# Record list
########################################
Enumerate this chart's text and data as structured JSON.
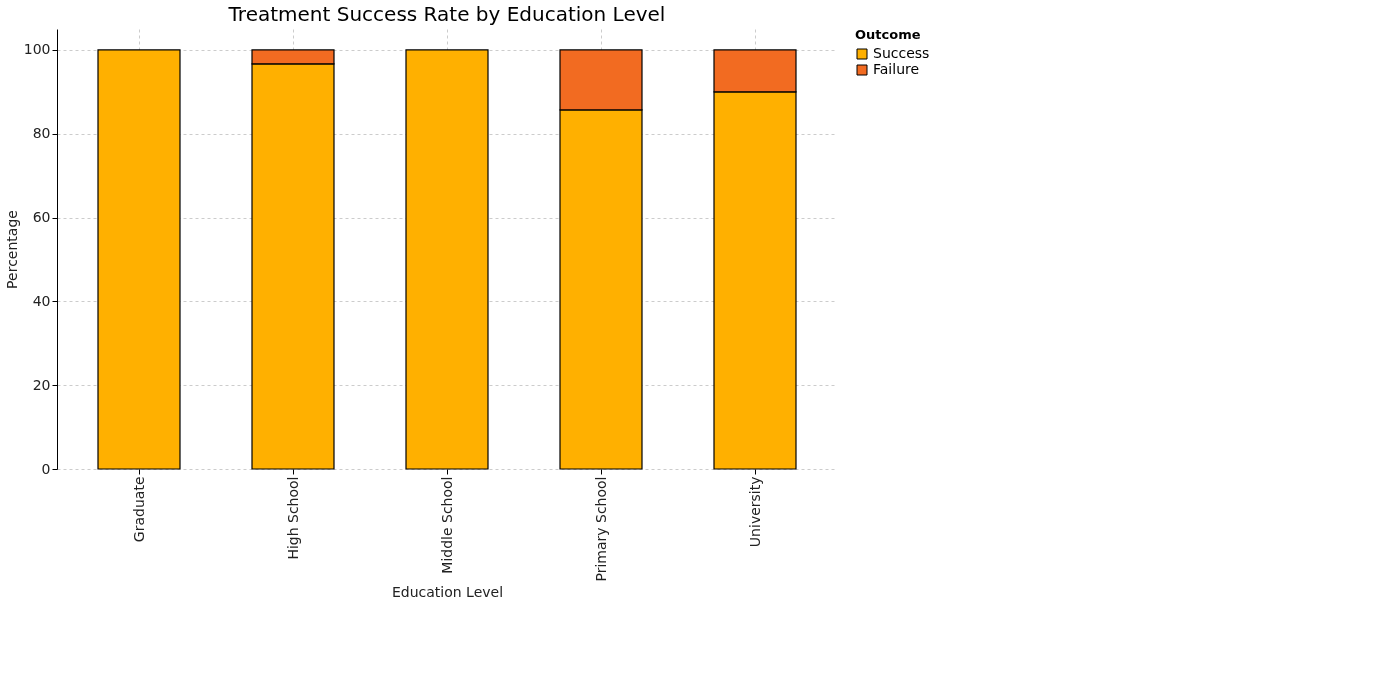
{
  "chart_data": {
    "type": "bar",
    "title": "Treatment Success Rate by Education Level",
    "xlabel": "Education Level",
    "ylabel": "Percentage",
    "legend_title": "Outcome",
    "categories": [
      "Graduate",
      "High School",
      "Middle School",
      "Primary School",
      "University"
    ],
    "series": [
      {
        "name": "Success",
        "color": "#ffb000",
        "values": [
          100,
          96.7,
          100,
          85.7,
          90
        ]
      },
      {
        "name": "Failure",
        "color": "#f26b21",
        "values": [
          0,
          3.3,
          0,
          14.3,
          10
        ]
      }
    ],
    "stacked": true,
    "ylim": [
      0,
      105
    ],
    "yticks": [
      0,
      20,
      40,
      60,
      80,
      100
    ],
    "grid": true,
    "legend": "right"
  }
}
########################################
# Work required
Output the full set of records above without changing a word, and drop the images.

# Task response
Enumerate this chart's text and data as structured JSON.
{
  "chart_data": {
    "type": "bar",
    "title": "Treatment Success Rate by Education Level",
    "xlabel": "Education Level",
    "ylabel": "Percentage",
    "legend_title": "Outcome",
    "categories": [
      "Graduate",
      "High School",
      "Middle School",
      "Primary School",
      "University"
    ],
    "series": [
      {
        "name": "Success",
        "color": "#ffb000",
        "values": [
          100,
          96.7,
          100,
          85.7,
          90
        ]
      },
      {
        "name": "Failure",
        "color": "#f26b21",
        "values": [
          0,
          3.3,
          0,
          14.3,
          10
        ]
      }
    ],
    "stacked": true,
    "ylim": [
      0,
      105
    ],
    "yticks": [
      0,
      20,
      40,
      60,
      80,
      100
    ],
    "grid": true,
    "legend": "right"
  }
}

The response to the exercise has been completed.